--- Record excerpts ---

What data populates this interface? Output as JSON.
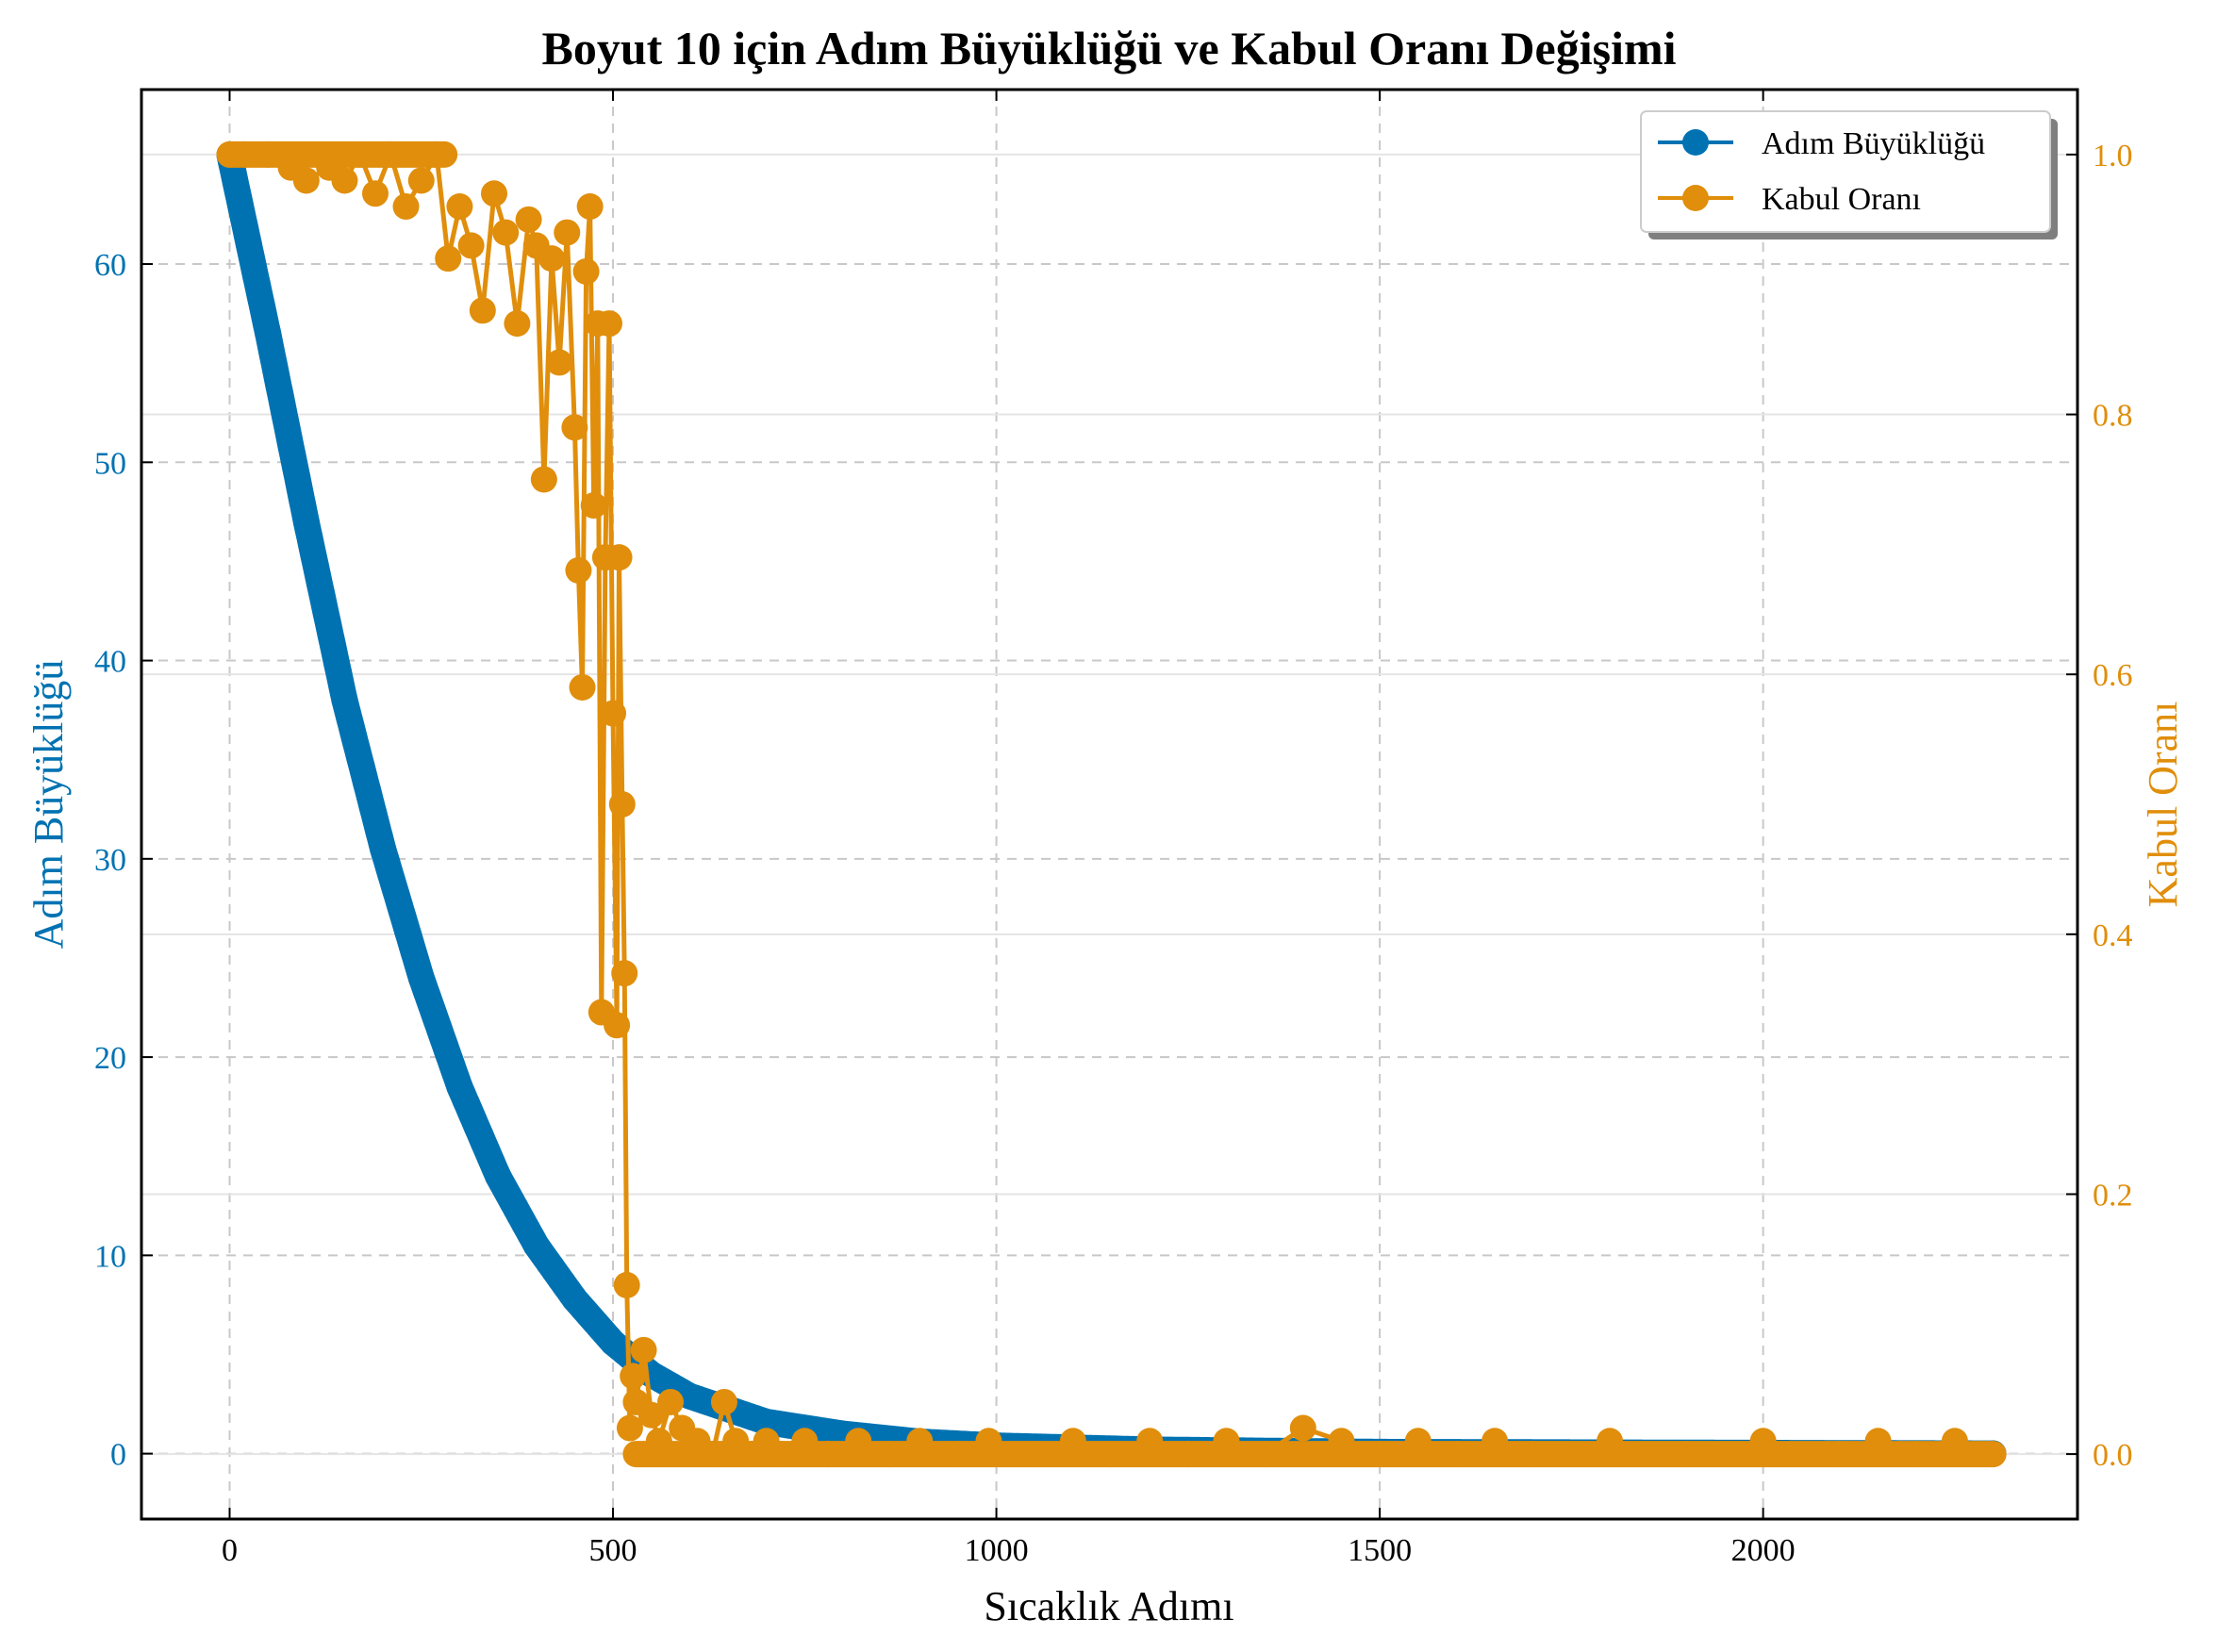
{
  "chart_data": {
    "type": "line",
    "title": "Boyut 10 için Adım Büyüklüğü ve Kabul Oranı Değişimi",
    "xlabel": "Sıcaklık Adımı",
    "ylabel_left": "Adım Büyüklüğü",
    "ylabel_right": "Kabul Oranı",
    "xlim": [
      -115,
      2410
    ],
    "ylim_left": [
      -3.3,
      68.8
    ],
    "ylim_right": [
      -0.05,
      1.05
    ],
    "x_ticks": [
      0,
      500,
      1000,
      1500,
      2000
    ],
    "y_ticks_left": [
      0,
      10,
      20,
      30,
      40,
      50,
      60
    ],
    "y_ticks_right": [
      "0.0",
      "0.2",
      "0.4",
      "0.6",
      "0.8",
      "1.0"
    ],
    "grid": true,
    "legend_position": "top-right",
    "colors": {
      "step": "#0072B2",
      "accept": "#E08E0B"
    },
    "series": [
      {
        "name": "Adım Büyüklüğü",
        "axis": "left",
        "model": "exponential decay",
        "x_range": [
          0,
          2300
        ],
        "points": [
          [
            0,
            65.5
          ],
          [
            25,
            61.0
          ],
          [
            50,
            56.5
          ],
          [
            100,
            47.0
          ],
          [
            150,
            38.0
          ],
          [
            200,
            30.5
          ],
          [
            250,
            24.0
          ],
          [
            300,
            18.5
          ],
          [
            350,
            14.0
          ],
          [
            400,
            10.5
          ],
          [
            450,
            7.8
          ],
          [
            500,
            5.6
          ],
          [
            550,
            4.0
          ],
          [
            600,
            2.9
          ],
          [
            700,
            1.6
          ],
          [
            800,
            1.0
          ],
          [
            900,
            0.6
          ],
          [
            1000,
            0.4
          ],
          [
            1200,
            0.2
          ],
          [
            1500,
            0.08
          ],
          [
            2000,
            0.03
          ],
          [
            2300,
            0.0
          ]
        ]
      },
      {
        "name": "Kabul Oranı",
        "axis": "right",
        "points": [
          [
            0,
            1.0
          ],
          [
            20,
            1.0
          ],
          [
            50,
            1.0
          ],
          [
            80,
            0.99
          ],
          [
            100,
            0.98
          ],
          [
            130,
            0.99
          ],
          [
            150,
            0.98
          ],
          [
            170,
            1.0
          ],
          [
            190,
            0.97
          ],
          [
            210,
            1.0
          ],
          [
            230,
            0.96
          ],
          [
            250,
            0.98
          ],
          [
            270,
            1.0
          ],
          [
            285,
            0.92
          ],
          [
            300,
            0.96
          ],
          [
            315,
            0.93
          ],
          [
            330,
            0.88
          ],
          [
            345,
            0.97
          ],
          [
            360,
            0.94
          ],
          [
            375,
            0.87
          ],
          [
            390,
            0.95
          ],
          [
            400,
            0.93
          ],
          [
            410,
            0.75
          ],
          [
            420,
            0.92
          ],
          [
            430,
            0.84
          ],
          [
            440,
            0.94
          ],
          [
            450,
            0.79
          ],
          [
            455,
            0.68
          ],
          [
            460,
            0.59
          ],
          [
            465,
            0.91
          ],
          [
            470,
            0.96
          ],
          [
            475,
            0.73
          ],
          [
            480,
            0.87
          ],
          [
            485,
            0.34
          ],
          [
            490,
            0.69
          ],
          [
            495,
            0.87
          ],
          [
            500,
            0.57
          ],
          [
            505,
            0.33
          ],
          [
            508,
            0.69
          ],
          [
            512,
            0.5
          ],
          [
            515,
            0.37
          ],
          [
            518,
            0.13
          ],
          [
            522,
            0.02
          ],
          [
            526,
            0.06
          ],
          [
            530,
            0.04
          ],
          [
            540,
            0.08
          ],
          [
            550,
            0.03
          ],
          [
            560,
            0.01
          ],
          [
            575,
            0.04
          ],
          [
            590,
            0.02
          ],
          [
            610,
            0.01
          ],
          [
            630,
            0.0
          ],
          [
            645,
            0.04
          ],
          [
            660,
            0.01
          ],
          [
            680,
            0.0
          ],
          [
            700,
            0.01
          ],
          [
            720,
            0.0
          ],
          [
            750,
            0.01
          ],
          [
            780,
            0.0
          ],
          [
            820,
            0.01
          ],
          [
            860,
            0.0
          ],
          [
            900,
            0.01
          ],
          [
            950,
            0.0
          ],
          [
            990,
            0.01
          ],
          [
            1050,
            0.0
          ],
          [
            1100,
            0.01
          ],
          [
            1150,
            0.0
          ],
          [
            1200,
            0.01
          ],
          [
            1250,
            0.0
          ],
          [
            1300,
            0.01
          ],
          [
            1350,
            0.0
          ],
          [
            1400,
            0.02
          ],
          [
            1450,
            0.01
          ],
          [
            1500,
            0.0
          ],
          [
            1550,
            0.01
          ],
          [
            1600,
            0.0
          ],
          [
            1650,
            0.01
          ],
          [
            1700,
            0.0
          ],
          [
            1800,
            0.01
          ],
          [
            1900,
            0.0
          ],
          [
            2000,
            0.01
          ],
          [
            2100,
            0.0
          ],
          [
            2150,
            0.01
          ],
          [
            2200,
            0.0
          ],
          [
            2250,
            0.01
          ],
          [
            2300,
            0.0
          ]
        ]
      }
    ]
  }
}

---

■ Problem to work on: Omit the pictures, then quote the rest of the material above exactly.

■ Answer to the task:
What data populates this interface? Output as JSON.
{
  "chart_data": {
    "type": "line",
    "title": "Boyut 10 için Adım Büyüklüğü ve Kabul Oranı Değişimi",
    "xlabel": "Sıcaklık Adımı",
    "ylabel_left": "Adım Büyüklüğü",
    "ylabel_right": "Kabul Oranı",
    "xlim": [
      -115,
      2410
    ],
    "ylim_left": [
      -3.3,
      68.8
    ],
    "ylim_right": [
      -0.05,
      1.05
    ],
    "x_ticks": [
      0,
      500,
      1000,
      1500,
      2000
    ],
    "y_ticks_left": [
      0,
      10,
      20,
      30,
      40,
      50,
      60
    ],
    "y_ticks_right": [
      "0.0",
      "0.2",
      "0.4",
      "0.6",
      "0.8",
      "1.0"
    ],
    "grid": true,
    "legend_position": "top-right",
    "colors": {
      "step": "#0072B2",
      "accept": "#E08E0B"
    },
    "series": [
      {
        "name": "Adım Büyüklüğü",
        "axis": "left",
        "model": "exponential decay",
        "x_range": [
          0,
          2300
        ],
        "points": [
          [
            0,
            65.5
          ],
          [
            25,
            61.0
          ],
          [
            50,
            56.5
          ],
          [
            100,
            47.0
          ],
          [
            150,
            38.0
          ],
          [
            200,
            30.5
          ],
          [
            250,
            24.0
          ],
          [
            300,
            18.5
          ],
          [
            350,
            14.0
          ],
          [
            400,
            10.5
          ],
          [
            450,
            7.8
          ],
          [
            500,
            5.6
          ],
          [
            550,
            4.0
          ],
          [
            600,
            2.9
          ],
          [
            700,
            1.6
          ],
          [
            800,
            1.0
          ],
          [
            900,
            0.6
          ],
          [
            1000,
            0.4
          ],
          [
            1200,
            0.2
          ],
          [
            1500,
            0.08
          ],
          [
            2000,
            0.03
          ],
          [
            2300,
            0.0
          ]
        ]
      },
      {
        "name": "Kabul Oranı",
        "axis": "right",
        "points": [
          [
            0,
            1.0
          ],
          [
            20,
            1.0
          ],
          [
            50,
            1.0
          ],
          [
            80,
            0.99
          ],
          [
            100,
            0.98
          ],
          [
            130,
            0.99
          ],
          [
            150,
            0.98
          ],
          [
            170,
            1.0
          ],
          [
            190,
            0.97
          ],
          [
            210,
            1.0
          ],
          [
            230,
            0.96
          ],
          [
            250,
            0.98
          ],
          [
            270,
            1.0
          ],
          [
            285,
            0.92
          ],
          [
            300,
            0.96
          ],
          [
            315,
            0.93
          ],
          [
            330,
            0.88
          ],
          [
            345,
            0.97
          ],
          [
            360,
            0.94
          ],
          [
            375,
            0.87
          ],
          [
            390,
            0.95
          ],
          [
            400,
            0.93
          ],
          [
            410,
            0.75
          ],
          [
            420,
            0.92
          ],
          [
            430,
            0.84
          ],
          [
            440,
            0.94
          ],
          [
            450,
            0.79
          ],
          [
            455,
            0.68
          ],
          [
            460,
            0.59
          ],
          [
            465,
            0.91
          ],
          [
            470,
            0.96
          ],
          [
            475,
            0.73
          ],
          [
            480,
            0.87
          ],
          [
            485,
            0.34
          ],
          [
            490,
            0.69
          ],
          [
            495,
            0.87
          ],
          [
            500,
            0.57
          ],
          [
            505,
            0.33
          ],
          [
            508,
            0.69
          ],
          [
            512,
            0.5
          ],
          [
            515,
            0.37
          ],
          [
            518,
            0.13
          ],
          [
            522,
            0.02
          ],
          [
            526,
            0.06
          ],
          [
            530,
            0.04
          ],
          [
            540,
            0.08
          ],
          [
            550,
            0.03
          ],
          [
            560,
            0.01
          ],
          [
            575,
            0.04
          ],
          [
            590,
            0.02
          ],
          [
            610,
            0.01
          ],
          [
            630,
            0.0
          ],
          [
            645,
            0.04
          ],
          [
            660,
            0.01
          ],
          [
            680,
            0.0
          ],
          [
            700,
            0.01
          ],
          [
            720,
            0.0
          ],
          [
            750,
            0.01
          ],
          [
            780,
            0.0
          ],
          [
            820,
            0.01
          ],
          [
            860,
            0.0
          ],
          [
            900,
            0.01
          ],
          [
            950,
            0.0
          ],
          [
            990,
            0.01
          ],
          [
            1050,
            0.0
          ],
          [
            1100,
            0.01
          ],
          [
            1150,
            0.0
          ],
          [
            1200,
            0.01
          ],
          [
            1250,
            0.0
          ],
          [
            1300,
            0.01
          ],
          [
            1350,
            0.0
          ],
          [
            1400,
            0.02
          ],
          [
            1450,
            0.01
          ],
          [
            1500,
            0.0
          ],
          [
            1550,
            0.01
          ],
          [
            1600,
            0.0
          ],
          [
            1650,
            0.01
          ],
          [
            1700,
            0.0
          ],
          [
            1800,
            0.01
          ],
          [
            1900,
            0.0
          ],
          [
            2000,
            0.01
          ],
          [
            2100,
            0.0
          ],
          [
            2150,
            0.01
          ],
          [
            2200,
            0.0
          ],
          [
            2250,
            0.01
          ],
          [
            2300,
            0.0
          ]
        ]
      }
    ]
  }
}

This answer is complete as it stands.